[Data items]
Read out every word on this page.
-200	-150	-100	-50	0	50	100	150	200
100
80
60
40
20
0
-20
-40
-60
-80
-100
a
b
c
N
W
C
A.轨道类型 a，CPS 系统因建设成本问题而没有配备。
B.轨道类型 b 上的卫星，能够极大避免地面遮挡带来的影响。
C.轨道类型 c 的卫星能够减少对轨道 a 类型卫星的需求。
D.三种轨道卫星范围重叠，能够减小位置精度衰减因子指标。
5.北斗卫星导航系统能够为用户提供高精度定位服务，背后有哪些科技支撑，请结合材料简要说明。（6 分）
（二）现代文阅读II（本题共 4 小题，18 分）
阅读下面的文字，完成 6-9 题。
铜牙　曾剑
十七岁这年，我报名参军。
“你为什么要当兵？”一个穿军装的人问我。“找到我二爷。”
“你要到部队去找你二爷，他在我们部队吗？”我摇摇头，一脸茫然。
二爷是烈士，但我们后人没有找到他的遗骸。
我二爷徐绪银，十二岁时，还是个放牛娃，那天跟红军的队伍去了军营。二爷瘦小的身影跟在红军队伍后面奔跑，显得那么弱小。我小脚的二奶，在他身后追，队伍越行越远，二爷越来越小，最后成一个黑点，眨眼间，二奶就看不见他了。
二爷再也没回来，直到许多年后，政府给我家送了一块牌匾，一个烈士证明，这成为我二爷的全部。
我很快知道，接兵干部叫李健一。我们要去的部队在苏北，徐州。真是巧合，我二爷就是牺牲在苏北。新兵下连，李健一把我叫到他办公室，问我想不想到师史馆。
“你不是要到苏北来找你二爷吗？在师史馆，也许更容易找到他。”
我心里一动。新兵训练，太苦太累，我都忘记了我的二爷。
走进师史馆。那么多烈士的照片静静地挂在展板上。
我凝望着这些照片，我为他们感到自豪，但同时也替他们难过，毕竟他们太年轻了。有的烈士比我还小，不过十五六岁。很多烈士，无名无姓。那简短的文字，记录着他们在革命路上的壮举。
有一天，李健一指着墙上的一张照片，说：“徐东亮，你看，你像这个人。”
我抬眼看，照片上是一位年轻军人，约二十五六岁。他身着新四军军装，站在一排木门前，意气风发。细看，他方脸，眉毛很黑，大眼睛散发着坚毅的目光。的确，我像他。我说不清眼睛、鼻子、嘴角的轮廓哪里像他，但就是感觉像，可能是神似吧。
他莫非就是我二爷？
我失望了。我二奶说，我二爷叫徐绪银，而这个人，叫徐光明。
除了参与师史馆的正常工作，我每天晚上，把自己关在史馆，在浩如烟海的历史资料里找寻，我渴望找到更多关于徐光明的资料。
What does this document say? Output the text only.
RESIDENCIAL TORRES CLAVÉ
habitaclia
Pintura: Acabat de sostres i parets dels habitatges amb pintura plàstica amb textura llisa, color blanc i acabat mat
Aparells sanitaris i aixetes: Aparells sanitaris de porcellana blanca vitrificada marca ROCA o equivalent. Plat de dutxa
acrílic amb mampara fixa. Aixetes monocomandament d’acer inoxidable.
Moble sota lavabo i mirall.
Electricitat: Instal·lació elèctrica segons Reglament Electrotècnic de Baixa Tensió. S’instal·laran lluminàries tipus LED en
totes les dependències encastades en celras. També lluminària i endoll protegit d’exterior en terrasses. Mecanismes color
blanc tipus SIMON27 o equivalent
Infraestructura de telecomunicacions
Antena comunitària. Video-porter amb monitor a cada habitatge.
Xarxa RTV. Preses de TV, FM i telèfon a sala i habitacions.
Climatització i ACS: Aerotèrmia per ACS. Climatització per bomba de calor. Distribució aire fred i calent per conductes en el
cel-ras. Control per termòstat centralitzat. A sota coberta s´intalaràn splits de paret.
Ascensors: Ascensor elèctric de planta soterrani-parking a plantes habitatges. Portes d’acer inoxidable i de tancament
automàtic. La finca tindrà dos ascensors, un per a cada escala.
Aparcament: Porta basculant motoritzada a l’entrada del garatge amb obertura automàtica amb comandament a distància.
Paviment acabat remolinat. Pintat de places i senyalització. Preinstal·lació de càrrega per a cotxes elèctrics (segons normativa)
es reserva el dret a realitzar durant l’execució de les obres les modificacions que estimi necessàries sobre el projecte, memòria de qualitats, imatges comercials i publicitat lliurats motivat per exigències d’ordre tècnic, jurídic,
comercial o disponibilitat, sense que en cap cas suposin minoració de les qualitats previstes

*Work instructions:* Extract from the material all lines containing the string "qualitats".

*The solution:*
es reserva el dret a realitzar durant l’execució de les obres les modificacions que estimi necessàries sobre el projecte, memòria de qualitats, imatges comercials i publicitat lliurats motivat per exigències d’ordre tècnic, jurídic,
comercial o disponibilitat, sense que en cap cas suposin minoració de les qualitats previstes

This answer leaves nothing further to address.